__What this task involves__. Give an exact transcription of every line, dropping the images.

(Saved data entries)
%%

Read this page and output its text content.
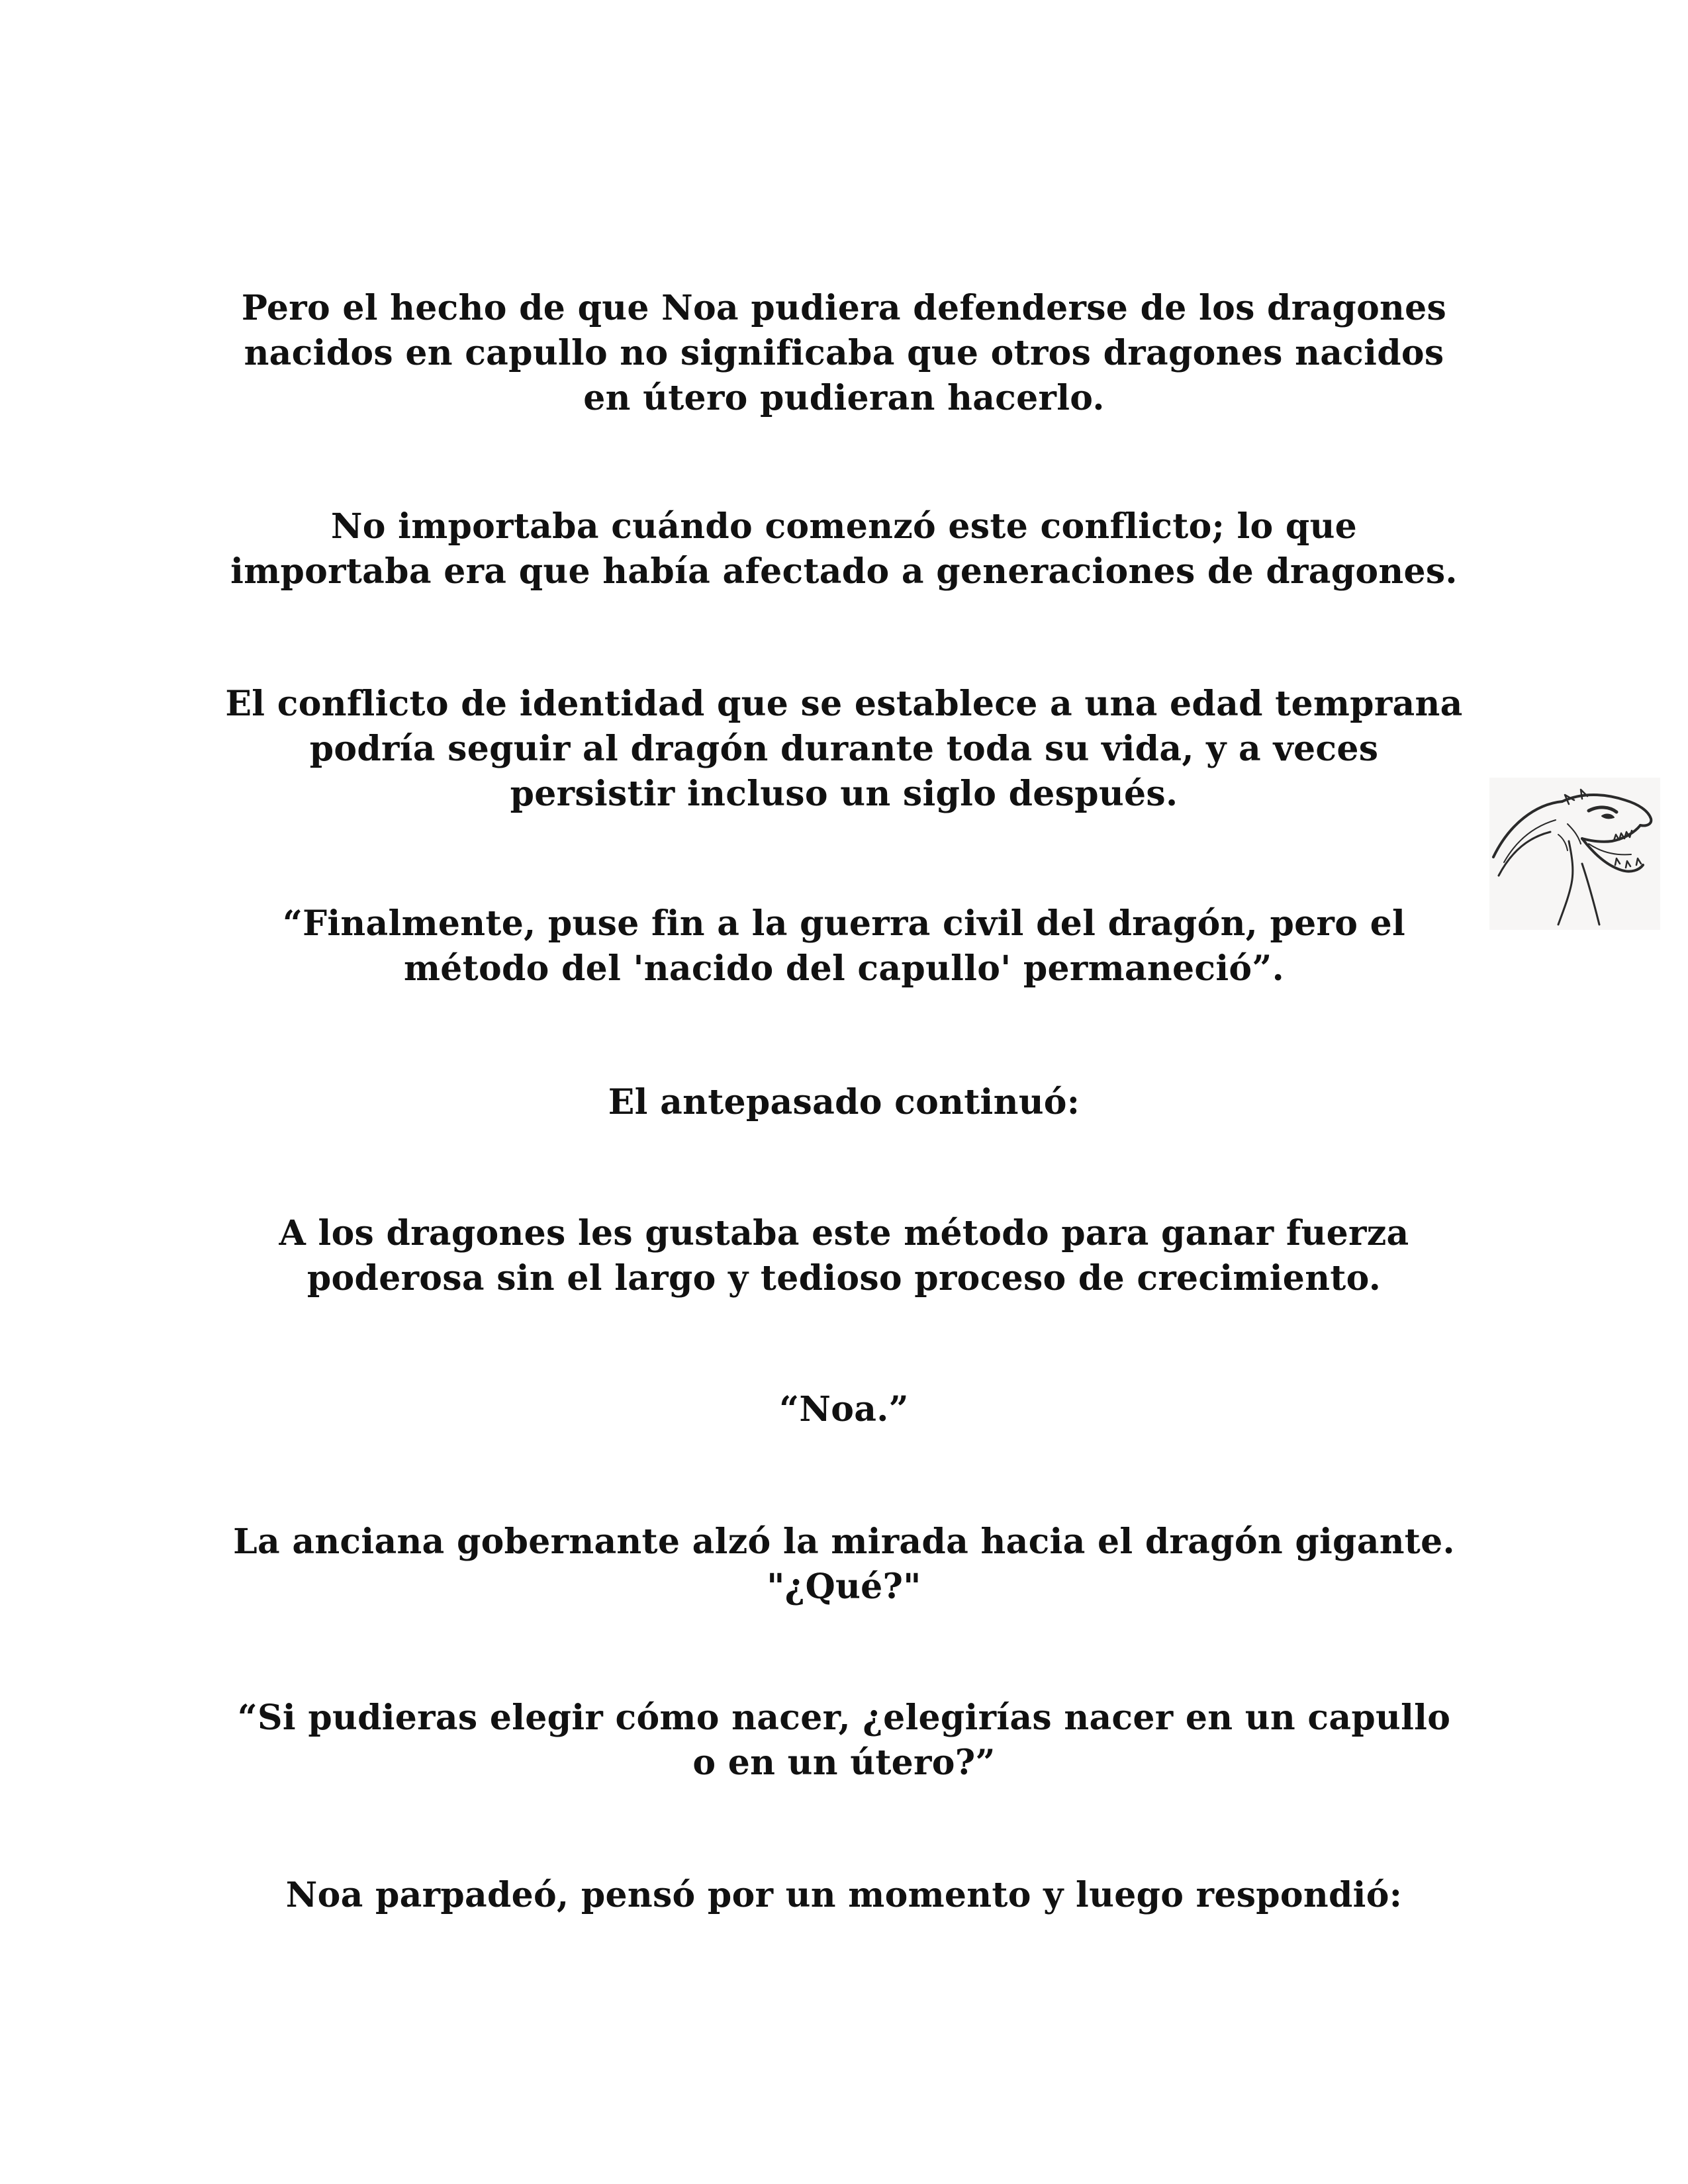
Pero el hecho de que Noa pudiera defenderse de los dragones
nacidos en capullo no significaba que otros dragones nacidos
en útero pudieran hacerlo.
No importaba cuándo comenzó este conflicto; lo que
importaba era que había afectado a generaciones de dragones.
El conflicto de identidad que se establece a una edad temprana
podría seguir al dragón durante toda su vida, y a veces
persistir incluso un siglo después.
“Finalmente, puse fin a la guerra civil del dragón, pero el
método del 'nacido del capullo' permaneció”.
El antepasado continuó:
A los dragones les gustaba este método para ganar fuerza
poderosa sin el largo y tedioso proceso de crecimiento.
“Noa.”
La anciana gobernante alzó la mirada hacia el dragón gigante.
"¿Qué?"
“Si pudieras elegir cómo nacer, ¿elegirías nacer en un capullo
o en un útero?”
Noa parpadeó, pensó por un momento y luego respondió:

%%

__Written reply__.
Read this page and output its text content.
Pero el hecho de que Noa pudiera defenderse de los dragones
nacidos en capullo no significaba que otros dragones nacidos
en útero pudieran hacerlo.
No importaba cuándo comenzó este conflicto; lo que
importaba era que había afectado a generaciones de dragones.
El conflicto de identidad que se establece a una edad temprana
podría seguir al dragón durante toda su vida, y a veces
persistir incluso un siglo después.
“Finalmente, puse fin a la guerra civil del dragón, pero el
método del 'nacido del capullo' permaneció”.
El antepasado continuó:
A los dragones les gustaba este método para ganar fuerza
poderosa sin el largo y tedioso proceso de crecimiento.
“Noa.”
La anciana gobernante alzó la mirada hacia el dragón gigante.
"¿Qué?"
“Si pudieras elegir cómo nacer, ¿elegirías nacer en un capullo
o en un útero?”
Noa parpadeó, pensó por un momento y luego respondió:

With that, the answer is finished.